▶ **FRAGMENT TEKSTU**:
Witryna Czasopism.pl

nr 8 (234)
z dnia 20 kwietnia 2009
powrót do wydania bieżącego

zapraszamy | przeglądy prasy | autorzy | archiwum

HERBATKA O SMAKU DAWNYCH CZASÓW

U Philipa Larkina (w przekładzie Stanisława Barańczaka) w slumsach i zaułkach ukrytych przed wzrokiem zadowolonych z siebie mieszczan renciści przepłacają za „herbatę o smaku / Dawnych czasów”. A bezrobotni czytelnicy prasy kulturalnej w Polsce wydają ostatnie grosze na całun zszyty z kart „Tygodnika Powszechnego” (stary-nowy tygodnik z Krakowa zmienił jakiś czas temu format na nieco mniejszy, więc jest ciężko) oraz skromną trumienkę wyłożoną „Zeszytami Literackimi”. A przecież czasopismo, podobnie jak herbatę, można sobie zrobić samemu, w domowym zaciszu, razem z koleżankami i kolegami, bez oglądania się na „wzorowe rodziny pod lipcowym słońcem” i sektę wyznawców Adama Zagajewskiego (na marginesie: to taki znany słowiański bożek, który jak Świętowit posiada różnorakie oblicza i patrzy w cztery strony świata). Dobrze o tym wiedział wydawca „Merkuriusza Polskiego”, gdy pisał uroczy wstępniak do swojej gazetki z 3 stycznia 1661 roku: „Ten jest, że tak rzekę, jedyny pokarm dowcipu ludzkiego: umieć i wiedzieć najwięcej. Tym się karmi, tym się cieszy, tym się kontentuje”. I podobna myśl towarzyszyła zapewne grupce zapaleńców z Wrocławia i Poznania, którzy w kraju trzystu czasopism kulturalnych postanowili sami zaparzyć sobie herbatkę...

▶ **TWOJE ZADANIE**:
Odpowiedz krótko na pytania do fragmentu tekstu.
(a) Kto przełożył wiersz Philipa Larkina?
(b) Z jakiego dnia pochodzi gazetka „Merkuriusz Polski” ze wstępniakiem?
(c) Z jakich miast była grupka zapaleńców?
Materiał nie ma nic wspólnego z fragmentem tekstu.

▶ **FRAGMENTY MATERIAŁU**:
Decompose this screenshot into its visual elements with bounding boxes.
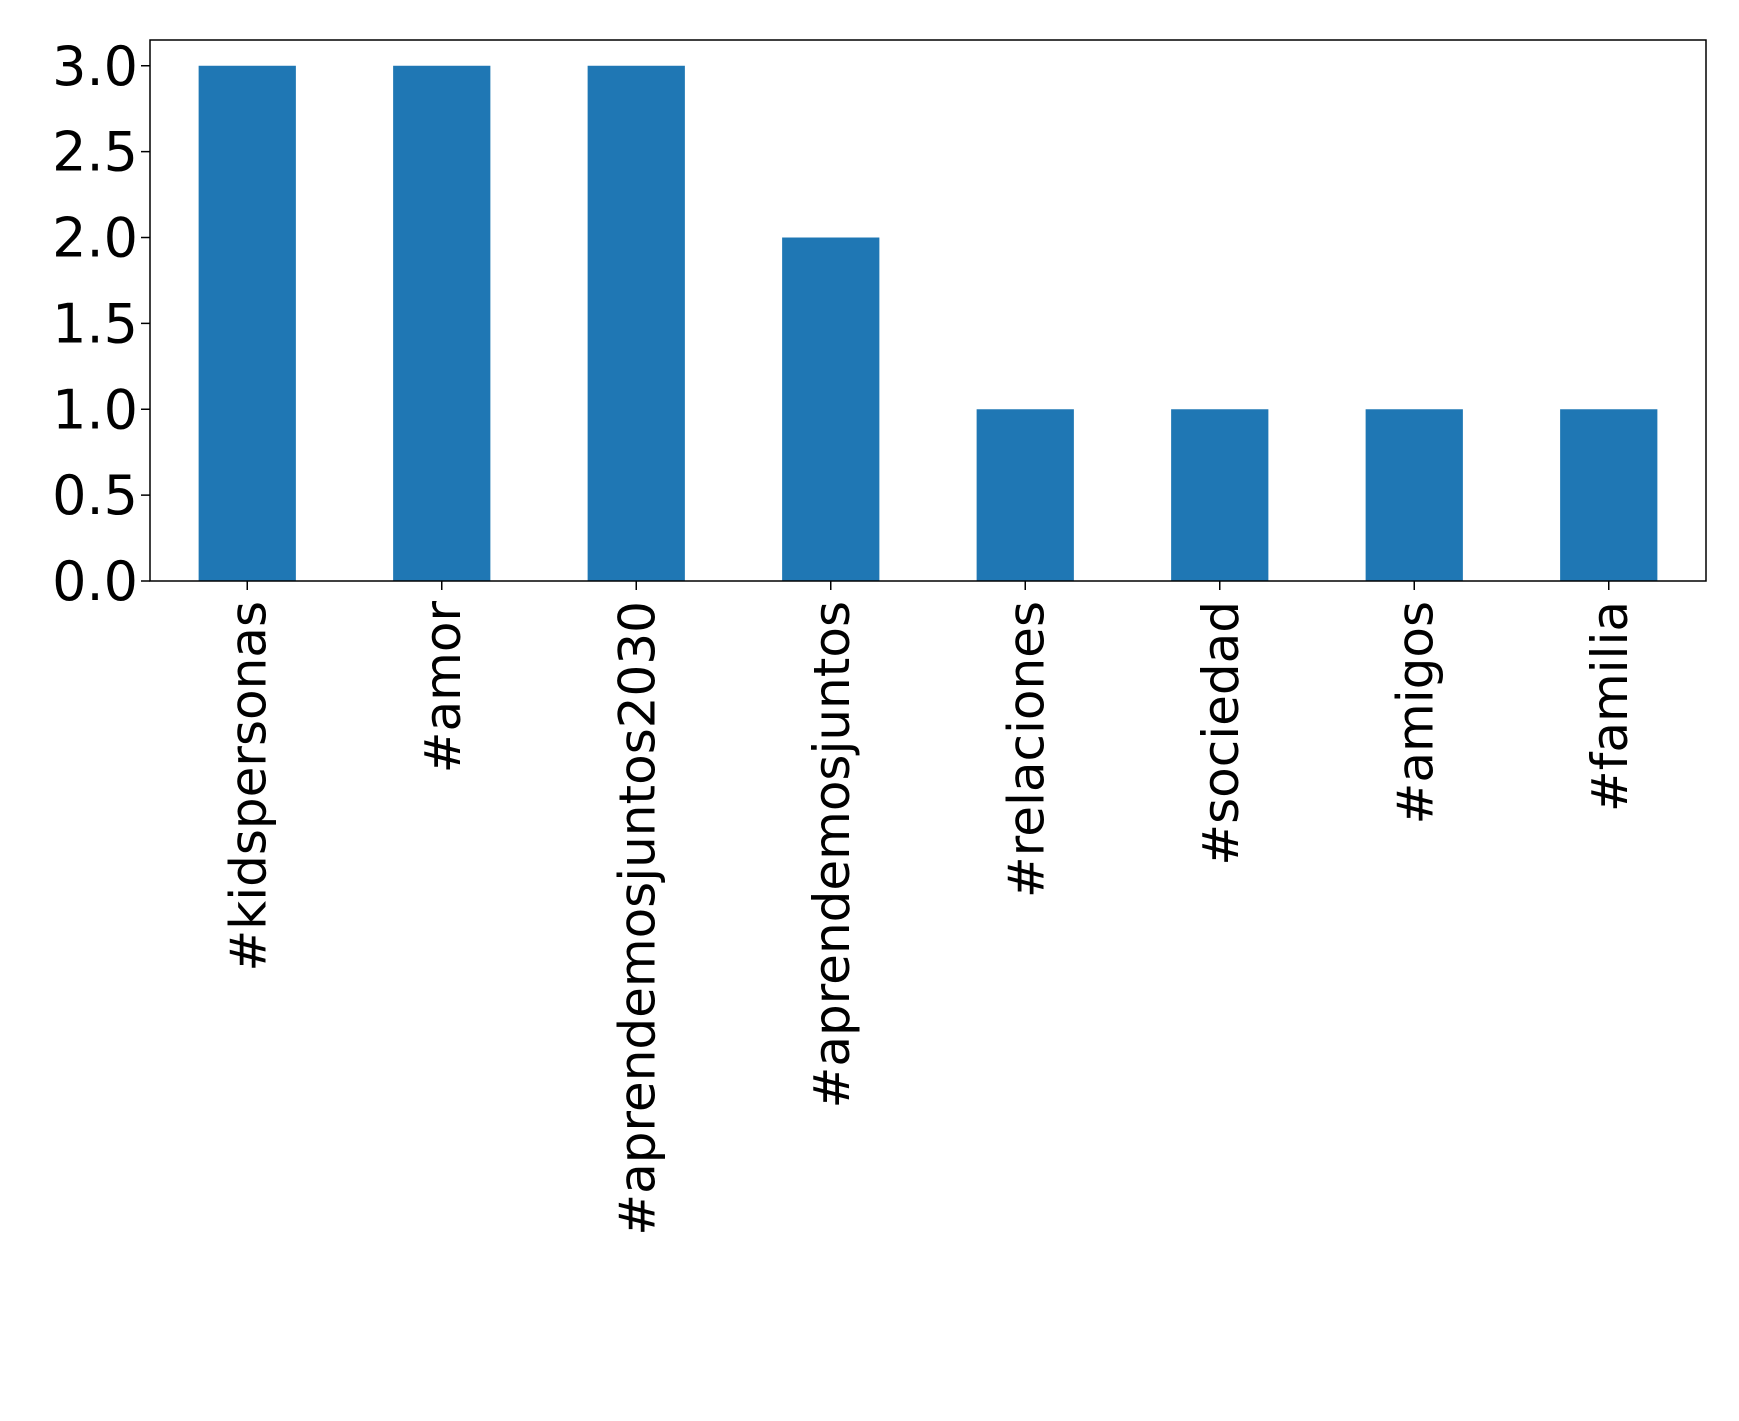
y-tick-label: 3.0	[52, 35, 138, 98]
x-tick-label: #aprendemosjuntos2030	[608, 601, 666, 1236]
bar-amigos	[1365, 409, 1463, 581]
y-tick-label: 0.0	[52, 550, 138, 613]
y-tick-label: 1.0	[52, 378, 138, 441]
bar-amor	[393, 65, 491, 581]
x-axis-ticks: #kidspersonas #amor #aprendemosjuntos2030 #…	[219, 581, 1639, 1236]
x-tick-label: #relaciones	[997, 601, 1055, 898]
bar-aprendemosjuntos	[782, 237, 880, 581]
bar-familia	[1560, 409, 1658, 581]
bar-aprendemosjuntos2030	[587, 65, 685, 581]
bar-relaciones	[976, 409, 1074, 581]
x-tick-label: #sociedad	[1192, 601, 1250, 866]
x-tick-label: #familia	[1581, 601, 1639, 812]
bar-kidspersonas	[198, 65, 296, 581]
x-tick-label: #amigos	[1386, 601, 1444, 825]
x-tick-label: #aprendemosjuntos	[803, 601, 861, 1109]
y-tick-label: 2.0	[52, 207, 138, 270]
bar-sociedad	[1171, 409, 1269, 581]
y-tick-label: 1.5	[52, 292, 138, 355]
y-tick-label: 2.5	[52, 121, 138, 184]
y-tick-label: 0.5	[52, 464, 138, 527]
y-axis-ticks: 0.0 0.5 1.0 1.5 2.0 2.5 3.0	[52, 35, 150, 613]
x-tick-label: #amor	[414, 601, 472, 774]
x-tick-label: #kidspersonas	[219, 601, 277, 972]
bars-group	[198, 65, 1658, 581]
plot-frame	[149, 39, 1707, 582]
--
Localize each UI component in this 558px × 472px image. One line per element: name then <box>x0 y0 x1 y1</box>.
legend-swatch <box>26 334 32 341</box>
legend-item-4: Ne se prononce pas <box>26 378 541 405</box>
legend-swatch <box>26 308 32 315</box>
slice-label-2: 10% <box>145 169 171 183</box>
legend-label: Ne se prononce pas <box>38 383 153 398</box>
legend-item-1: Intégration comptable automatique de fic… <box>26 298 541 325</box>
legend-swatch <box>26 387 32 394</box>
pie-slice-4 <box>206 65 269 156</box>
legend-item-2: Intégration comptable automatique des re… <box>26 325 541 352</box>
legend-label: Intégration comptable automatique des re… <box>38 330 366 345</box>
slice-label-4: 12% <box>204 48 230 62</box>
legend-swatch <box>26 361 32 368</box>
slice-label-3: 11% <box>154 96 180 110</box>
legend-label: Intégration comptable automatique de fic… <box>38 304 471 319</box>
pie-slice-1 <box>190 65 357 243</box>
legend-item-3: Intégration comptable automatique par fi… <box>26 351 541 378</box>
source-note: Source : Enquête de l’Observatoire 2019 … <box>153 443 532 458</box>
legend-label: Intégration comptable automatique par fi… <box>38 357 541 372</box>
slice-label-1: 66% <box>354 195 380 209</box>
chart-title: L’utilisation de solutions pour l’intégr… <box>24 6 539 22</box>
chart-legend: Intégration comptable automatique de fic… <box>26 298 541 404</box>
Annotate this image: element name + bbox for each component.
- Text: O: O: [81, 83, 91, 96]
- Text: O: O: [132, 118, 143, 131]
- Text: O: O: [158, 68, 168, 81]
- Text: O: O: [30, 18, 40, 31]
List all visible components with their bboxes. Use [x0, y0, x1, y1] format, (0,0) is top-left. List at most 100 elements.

▶ **ROZWIĄZANIE ZADANIA**:
(a) Stanisław Barańczak.
(b) Z 3 stycznia 1661 roku.
(c) Z Wrocławia i Poznania.